### Input records
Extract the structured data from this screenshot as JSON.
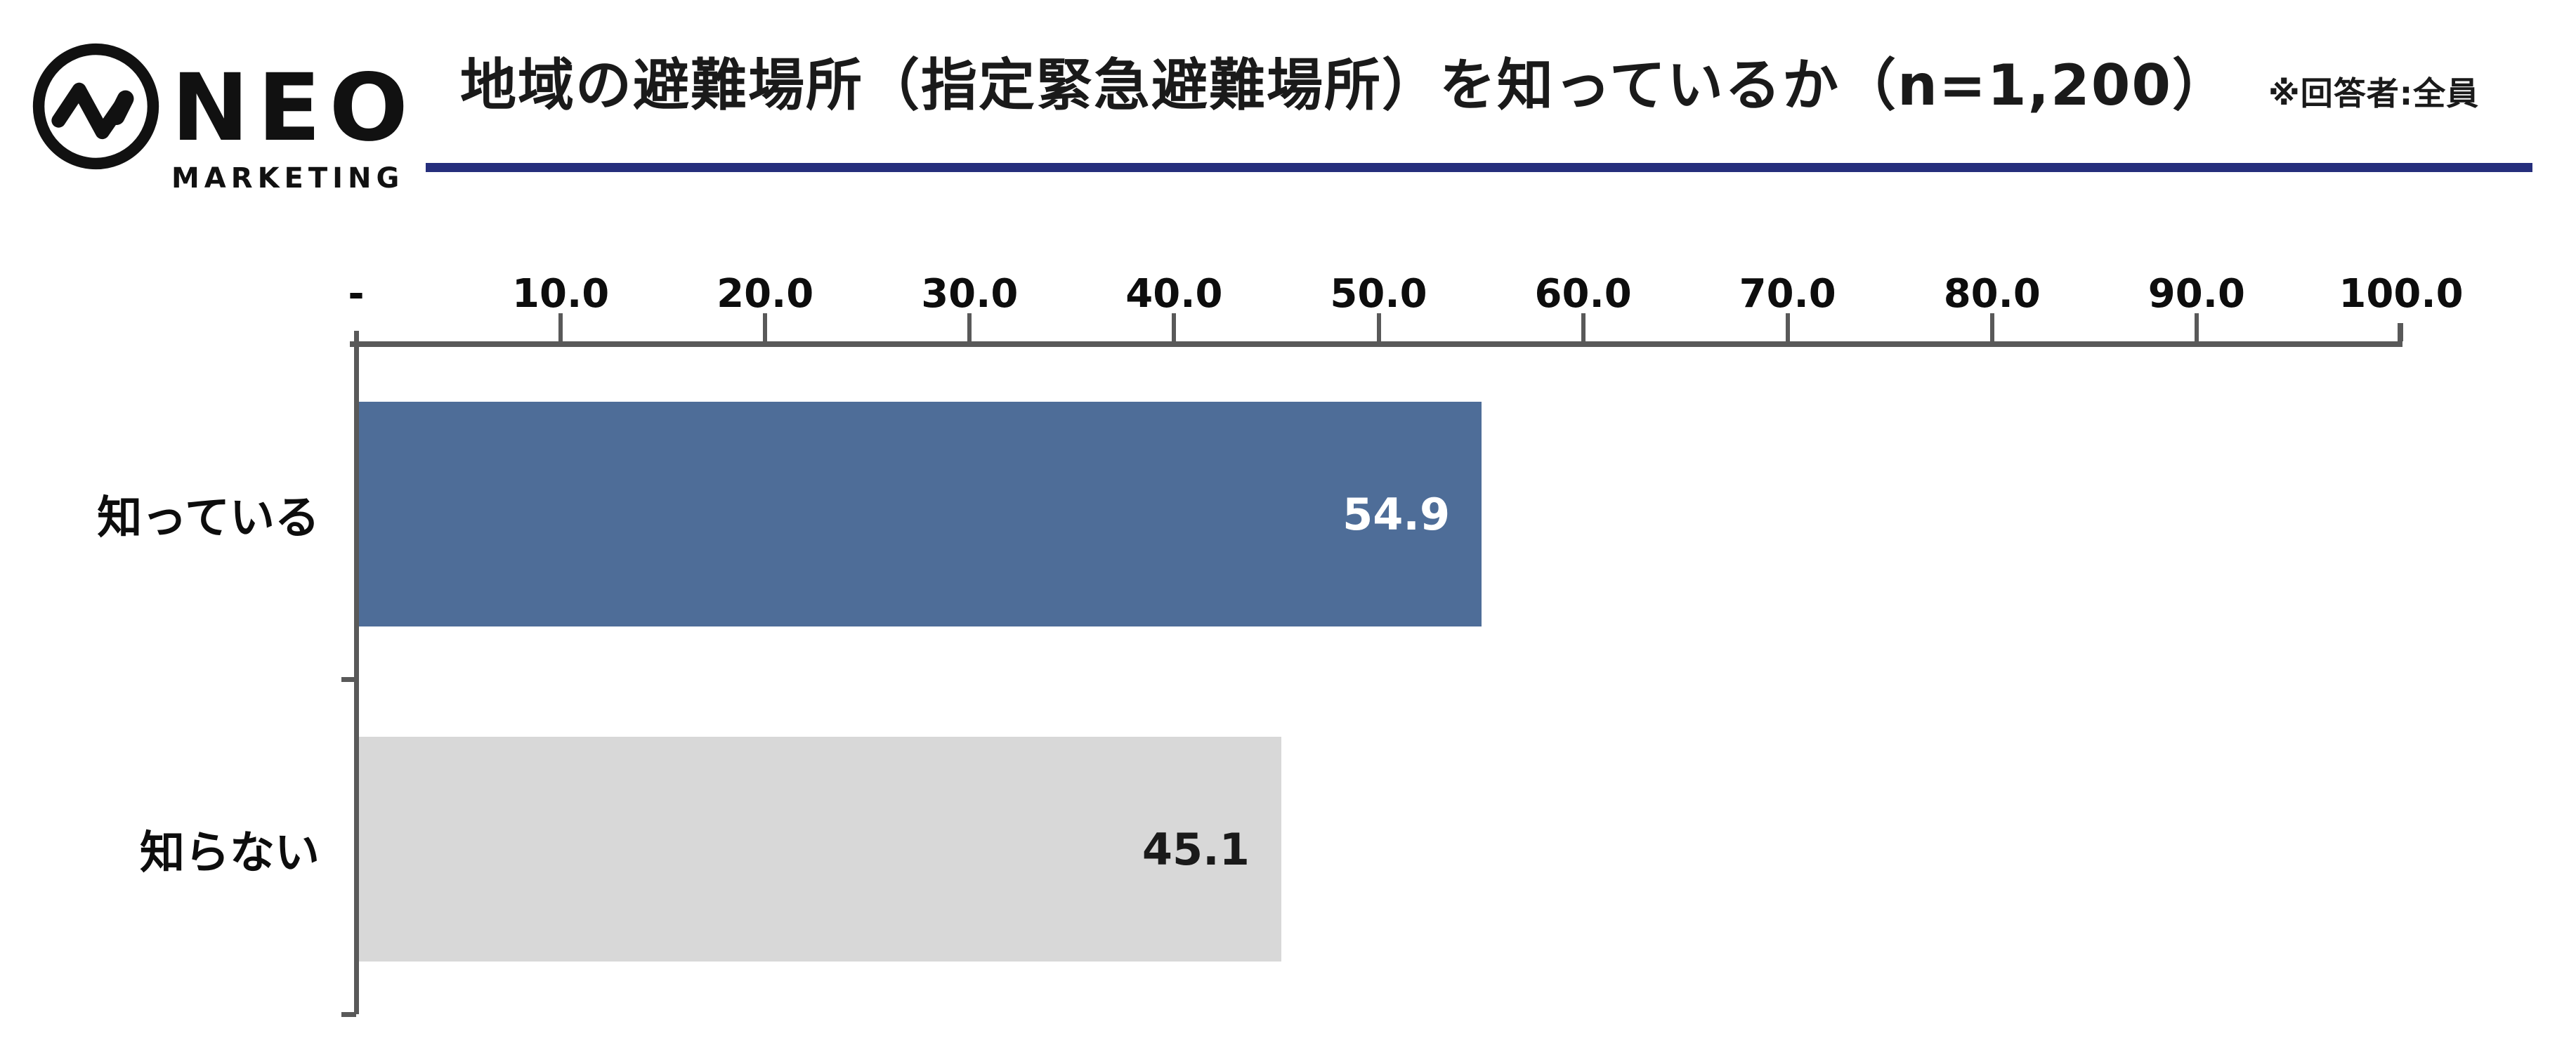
{
  "logo": {
    "name": "NEO",
    "subname": "MARKETING",
    "icon": "pulse-zigzag-in-circle",
    "color": "#111111"
  },
  "header": {
    "title": "地域の避難場所（指定緊急避難場所）を知っているか（n=1,200）",
    "note": "※回答者:全員",
    "underline_color": "#252e7c"
  },
  "chart_data": {
    "type": "bar",
    "orientation": "horizontal",
    "title": "地域の避難場所（指定緊急避難場所）を知っているか（n=1,200）",
    "note": "※回答者:全員",
    "categories": [
      "知っている",
      "知らない"
    ],
    "values": [
      54.9,
      45.1
    ],
    "value_labels": [
      "54.9",
      "45.1"
    ],
    "bar_colors": [
      "#4e6d98",
      "#d8d8d8"
    ],
    "value_label_colors": [
      "#ffffff",
      "#1a1a1a"
    ],
    "xlim": [
      0,
      100
    ],
    "x_ticks": [
      "-",
      "10.0",
      "20.0",
      "30.0",
      "40.0",
      "50.0",
      "60.0",
      "70.0",
      "80.0",
      "90.0",
      "100.0"
    ],
    "axis_color": "#595959",
    "grid": false,
    "legend": false
  }
}
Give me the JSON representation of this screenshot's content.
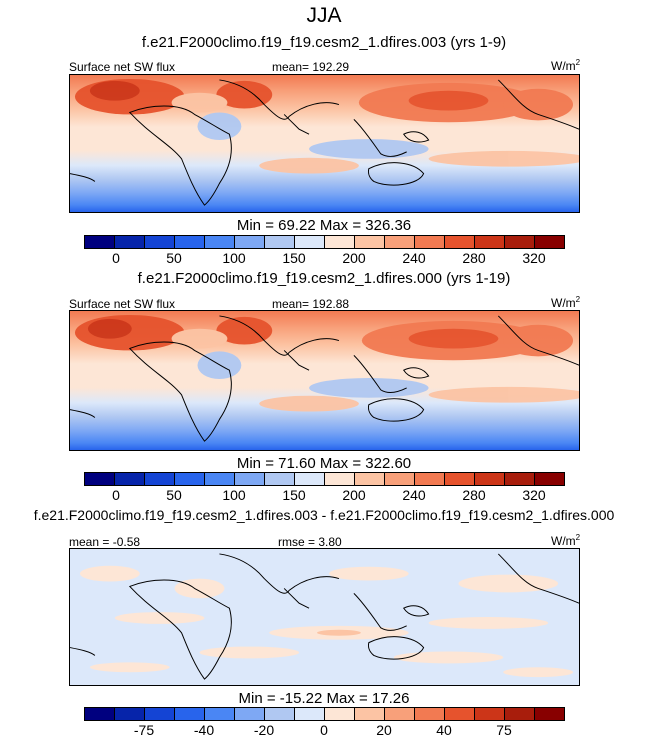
{
  "header": {
    "season": "JJA"
  },
  "panels": [
    {
      "case_title": "f.e21.F2000climo.f19_f19.cesm2_1.dfires.003 (yrs 1-9)",
      "left_label": "Surface net SW flux",
      "center_label": "mean= 192.29",
      "units": "W/m",
      "units_sup": "2",
      "minmax": "Min =  69.22 Max = 326.36",
      "colorbar_ticks": [
        "0",
        "50",
        "100",
        "150",
        "200",
        "240",
        "280",
        "320"
      ]
    },
    {
      "case_title": "f.e21.F2000climo.f19_f19.cesm2_1.dfires.000 (yrs 1-19)",
      "left_label": "Surface net SW flux",
      "center_label": "mean= 192.88",
      "units": "W/m",
      "units_sup": "2",
      "minmax": "Min =  71.60 Max = 322.60",
      "colorbar_ticks": [
        "0",
        "50",
        "100",
        "150",
        "200",
        "240",
        "280",
        "320"
      ]
    },
    {
      "case_title": "f.e21.F2000climo.f19_f19.cesm2_1.dfires.003 - f.e21.F2000climo.f19_f19.cesm2_1.dfires.000",
      "left_label": "mean =  -0.58",
      "center_label": "rmse =  3.80",
      "units": "W/m",
      "units_sup": "2",
      "minmax": "Min = -15.22 Max =  17.26",
      "colorbar_ticks": [
        "-75",
        "-40",
        "-20",
        "0",
        "20",
        "40",
        "75"
      ]
    }
  ],
  "colors": {
    "palette": [
      "#00007f",
      "#0624aa",
      "#1444d4",
      "#2864ec",
      "#4a86f4",
      "#7ea8f4",
      "#b0c8f2",
      "#dce8fa",
      "#fde6d6",
      "#fcc4a4",
      "#f8a07a",
      "#f27a52",
      "#e6532d",
      "#cc3518",
      "#a81d0c",
      "#880000"
    ]
  }
}
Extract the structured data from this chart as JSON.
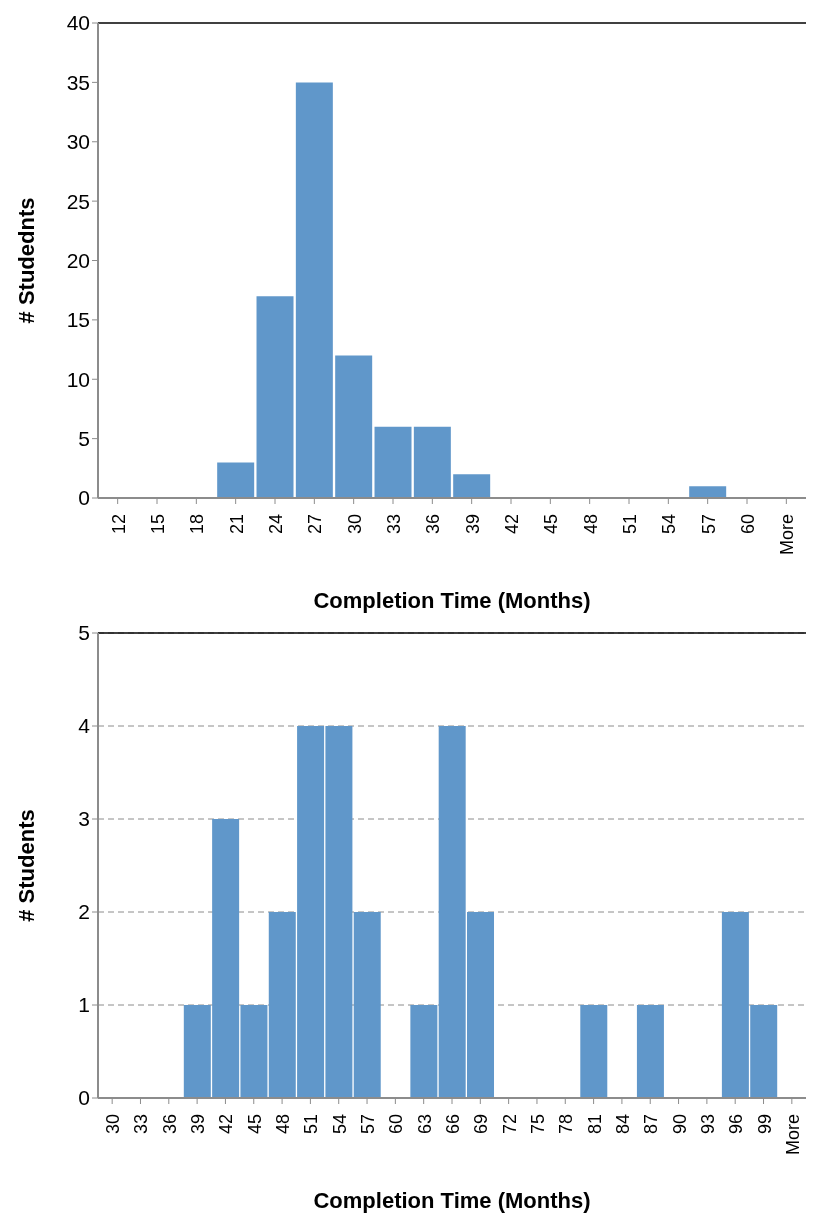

### Written task
Copy every record above exactly, leaving out the pictures.

### Solution to the problem
Extract the structured data from this screenshot as JSON.
{
  "logo": {
    "name": "NEO",
    "subname": "MARKETING",
    "icon": "pulse-zigzag-in-circle",
    "color": "#111111"
  },
  "header": {
    "title": "地域の避難場所（指定緊急避難場所）を知っているか（n=1,200）",
    "note": "※回答者:全員",
    "underline_color": "#252e7c"
  },
  "chart_data": {
    "type": "bar",
    "orientation": "horizontal",
    "title": "地域の避難場所（指定緊急避難場所）を知っているか（n=1,200）",
    "note": "※回答者:全員",
    "categories": [
      "知っている",
      "知らない"
    ],
    "values": [
      54.9,
      45.1
    ],
    "value_labels": [
      "54.9",
      "45.1"
    ],
    "bar_colors": [
      "#4e6d98",
      "#d8d8d8"
    ],
    "value_label_colors": [
      "#ffffff",
      "#1a1a1a"
    ],
    "xlim": [
      0,
      100
    ],
    "x_ticks": [
      "-",
      "10.0",
      "20.0",
      "30.0",
      "40.0",
      "50.0",
      "60.0",
      "70.0",
      "80.0",
      "90.0",
      "100.0"
    ],
    "axis_color": "#595959",
    "grid": false,
    "legend": false
  }
}
Give me the JSON representation of this screenshot's content.
{
  "header": {
    "season": "JJA"
  },
  "panels": [
    {
      "case_title": "f.e21.F2000climo.f19_f19.cesm2_1.dfires.003 (yrs 1-9)",
      "left_label": "Surface net SW flux",
      "center_label": "mean= 192.29",
      "units": "W/m",
      "units_sup": "2",
      "minmax": "Min =  69.22 Max = 326.36",
      "colorbar_ticks": [
        "0",
        "50",
        "100",
        "150",
        "200",
        "240",
        "280",
        "320"
      ]
    },
    {
      "case_title": "f.e21.F2000climo.f19_f19.cesm2_1.dfires.000 (yrs 1-19)",
      "left_label": "Surface net SW flux",
      "center_label": "mean= 192.88",
      "units": "W/m",
      "units_sup": "2",
      "minmax": "Min =  71.60 Max = 322.60",
      "colorbar_ticks": [
        "0",
        "50",
        "100",
        "150",
        "200",
        "240",
        "280",
        "320"
      ]
    },
    {
      "case_title": "f.e21.F2000climo.f19_f19.cesm2_1.dfires.003 - f.e21.F2000climo.f19_f19.cesm2_1.dfires.000",
      "left_label": "mean =  -0.58",
      "center_label": "rmse =  3.80",
      "units": "W/m",
      "units_sup": "2",
      "minmax": "Min = -15.22 Max =  17.26",
      "colorbar_ticks": [
        "-75",
        "-40",
        "-20",
        "0",
        "20",
        "40",
        "75"
      ]
    }
  ],
  "colors": {
    "palette": [
      "#00007f",
      "#0624aa",
      "#1444d4",
      "#2864ec",
      "#4a86f4",
      "#7ea8f4",
      "#b0c8f2",
      "#dce8fa",
      "#fde6d6",
      "#fcc4a4",
      "#f8a07a",
      "#f27a52",
      "#e6532d",
      "#cc3518",
      "#a81d0c",
      "#880000"
    ]
  }
}
Extract the structured data from this chart as JSON.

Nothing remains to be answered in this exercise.